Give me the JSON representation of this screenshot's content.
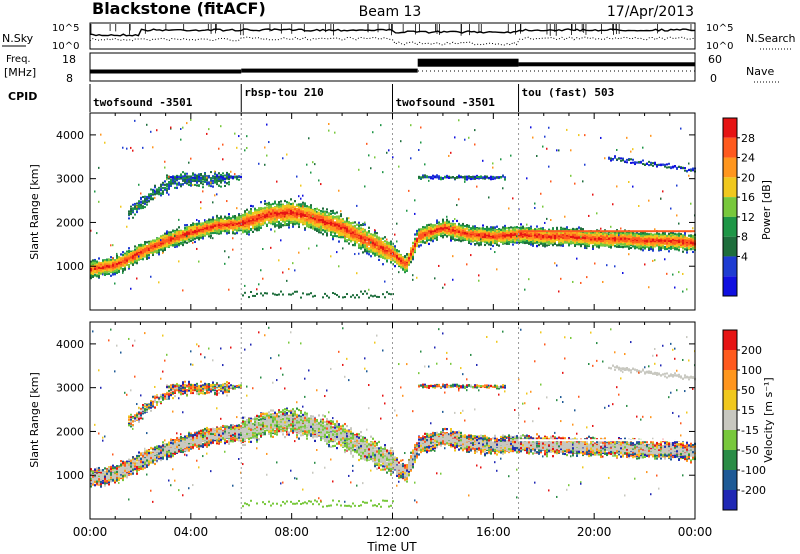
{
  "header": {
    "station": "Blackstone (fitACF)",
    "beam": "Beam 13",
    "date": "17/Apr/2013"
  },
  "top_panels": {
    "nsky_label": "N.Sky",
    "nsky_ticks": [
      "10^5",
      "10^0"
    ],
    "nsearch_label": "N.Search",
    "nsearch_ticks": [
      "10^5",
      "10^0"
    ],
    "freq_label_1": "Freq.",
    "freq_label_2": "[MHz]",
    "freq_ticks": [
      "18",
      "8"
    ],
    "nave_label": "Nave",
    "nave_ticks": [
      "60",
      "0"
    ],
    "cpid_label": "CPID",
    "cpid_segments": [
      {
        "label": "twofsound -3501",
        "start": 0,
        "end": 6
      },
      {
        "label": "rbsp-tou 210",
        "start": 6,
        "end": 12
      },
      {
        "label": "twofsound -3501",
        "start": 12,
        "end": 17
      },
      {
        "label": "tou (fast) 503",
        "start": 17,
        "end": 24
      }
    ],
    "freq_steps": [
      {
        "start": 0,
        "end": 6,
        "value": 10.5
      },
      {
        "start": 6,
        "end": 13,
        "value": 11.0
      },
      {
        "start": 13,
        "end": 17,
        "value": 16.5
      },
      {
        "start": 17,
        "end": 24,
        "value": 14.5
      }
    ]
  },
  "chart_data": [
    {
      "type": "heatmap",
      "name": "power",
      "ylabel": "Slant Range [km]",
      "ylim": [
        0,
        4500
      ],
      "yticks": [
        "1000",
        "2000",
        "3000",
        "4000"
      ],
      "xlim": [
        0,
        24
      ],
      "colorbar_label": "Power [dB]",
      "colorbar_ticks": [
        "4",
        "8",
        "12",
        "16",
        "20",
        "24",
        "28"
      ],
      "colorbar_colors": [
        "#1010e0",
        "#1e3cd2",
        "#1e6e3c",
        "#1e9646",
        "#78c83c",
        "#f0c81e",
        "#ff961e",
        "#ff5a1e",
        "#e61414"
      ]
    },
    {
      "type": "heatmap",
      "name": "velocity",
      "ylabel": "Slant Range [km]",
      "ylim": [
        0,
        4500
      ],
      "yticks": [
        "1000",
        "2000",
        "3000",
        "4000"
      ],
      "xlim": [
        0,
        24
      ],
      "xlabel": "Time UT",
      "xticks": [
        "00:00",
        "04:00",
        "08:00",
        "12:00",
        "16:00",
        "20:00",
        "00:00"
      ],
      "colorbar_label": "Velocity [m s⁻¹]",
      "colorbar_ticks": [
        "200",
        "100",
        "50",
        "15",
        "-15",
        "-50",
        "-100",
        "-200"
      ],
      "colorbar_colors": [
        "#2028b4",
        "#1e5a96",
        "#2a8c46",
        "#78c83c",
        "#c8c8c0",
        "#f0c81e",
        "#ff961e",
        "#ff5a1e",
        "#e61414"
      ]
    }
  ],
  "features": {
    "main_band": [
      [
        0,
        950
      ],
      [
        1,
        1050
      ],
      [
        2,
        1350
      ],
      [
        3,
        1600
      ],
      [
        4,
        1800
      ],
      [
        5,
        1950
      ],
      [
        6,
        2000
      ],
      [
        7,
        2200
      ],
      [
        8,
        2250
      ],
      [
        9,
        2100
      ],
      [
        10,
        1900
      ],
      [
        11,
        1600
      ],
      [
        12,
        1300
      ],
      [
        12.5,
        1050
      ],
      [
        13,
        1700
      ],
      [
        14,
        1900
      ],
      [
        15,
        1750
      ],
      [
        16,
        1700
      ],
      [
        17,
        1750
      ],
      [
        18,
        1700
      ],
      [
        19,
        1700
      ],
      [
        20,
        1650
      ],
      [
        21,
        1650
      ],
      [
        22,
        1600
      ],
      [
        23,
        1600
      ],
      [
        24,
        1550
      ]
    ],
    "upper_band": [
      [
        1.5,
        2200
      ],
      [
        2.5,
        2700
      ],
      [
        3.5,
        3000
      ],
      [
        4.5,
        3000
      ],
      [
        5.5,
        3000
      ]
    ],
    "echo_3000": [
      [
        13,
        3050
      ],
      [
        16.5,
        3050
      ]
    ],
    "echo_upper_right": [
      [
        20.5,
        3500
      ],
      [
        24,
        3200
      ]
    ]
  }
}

* * *

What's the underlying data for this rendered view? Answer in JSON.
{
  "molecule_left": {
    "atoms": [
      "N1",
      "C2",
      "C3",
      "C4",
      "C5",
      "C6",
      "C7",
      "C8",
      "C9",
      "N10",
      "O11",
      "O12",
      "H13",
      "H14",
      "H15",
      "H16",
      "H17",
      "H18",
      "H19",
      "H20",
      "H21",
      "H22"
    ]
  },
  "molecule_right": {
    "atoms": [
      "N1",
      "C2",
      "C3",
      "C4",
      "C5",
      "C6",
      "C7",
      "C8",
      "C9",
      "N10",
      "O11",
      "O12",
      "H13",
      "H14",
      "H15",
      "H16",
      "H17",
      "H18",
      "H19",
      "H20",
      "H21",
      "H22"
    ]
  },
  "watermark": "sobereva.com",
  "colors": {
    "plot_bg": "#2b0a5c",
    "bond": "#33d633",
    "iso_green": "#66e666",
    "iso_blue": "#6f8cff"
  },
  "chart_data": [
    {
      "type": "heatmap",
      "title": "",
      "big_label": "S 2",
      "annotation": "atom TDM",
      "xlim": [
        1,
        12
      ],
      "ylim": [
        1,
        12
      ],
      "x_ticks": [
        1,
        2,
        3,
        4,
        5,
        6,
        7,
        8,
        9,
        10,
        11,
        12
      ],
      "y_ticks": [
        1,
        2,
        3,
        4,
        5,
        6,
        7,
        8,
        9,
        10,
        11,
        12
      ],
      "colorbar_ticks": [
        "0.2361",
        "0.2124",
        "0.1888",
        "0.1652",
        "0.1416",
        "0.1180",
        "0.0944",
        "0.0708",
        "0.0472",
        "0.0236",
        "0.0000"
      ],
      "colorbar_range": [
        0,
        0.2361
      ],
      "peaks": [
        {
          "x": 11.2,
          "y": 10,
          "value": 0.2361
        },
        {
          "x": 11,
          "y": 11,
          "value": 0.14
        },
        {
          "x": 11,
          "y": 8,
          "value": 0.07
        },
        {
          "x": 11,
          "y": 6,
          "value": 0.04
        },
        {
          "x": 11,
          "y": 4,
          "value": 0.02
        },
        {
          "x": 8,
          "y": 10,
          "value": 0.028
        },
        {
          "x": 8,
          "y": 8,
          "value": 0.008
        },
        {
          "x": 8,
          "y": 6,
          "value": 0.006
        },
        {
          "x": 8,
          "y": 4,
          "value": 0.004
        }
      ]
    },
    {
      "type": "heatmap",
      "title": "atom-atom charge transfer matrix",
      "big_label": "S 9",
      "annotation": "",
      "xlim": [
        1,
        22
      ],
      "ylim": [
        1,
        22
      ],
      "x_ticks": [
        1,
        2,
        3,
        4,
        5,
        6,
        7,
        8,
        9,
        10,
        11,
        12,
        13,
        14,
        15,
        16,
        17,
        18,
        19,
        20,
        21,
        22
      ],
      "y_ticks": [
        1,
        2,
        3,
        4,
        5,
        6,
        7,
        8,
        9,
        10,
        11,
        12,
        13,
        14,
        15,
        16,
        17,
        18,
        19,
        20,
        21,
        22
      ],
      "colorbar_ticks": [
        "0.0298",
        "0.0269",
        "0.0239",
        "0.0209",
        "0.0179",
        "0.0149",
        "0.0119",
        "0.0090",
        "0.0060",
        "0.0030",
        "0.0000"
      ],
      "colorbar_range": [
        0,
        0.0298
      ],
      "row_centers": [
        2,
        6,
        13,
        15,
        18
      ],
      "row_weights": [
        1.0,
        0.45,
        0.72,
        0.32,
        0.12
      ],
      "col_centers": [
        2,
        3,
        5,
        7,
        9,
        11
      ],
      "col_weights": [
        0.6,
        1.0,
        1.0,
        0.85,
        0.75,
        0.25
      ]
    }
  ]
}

◆ **Required work**
Using the listing above, show each line holding the string "this".

◆ **Written solution**
Give me the JSON representation of this screenshot's content.
What's the underlying data for this rendered view? Answer in JSON.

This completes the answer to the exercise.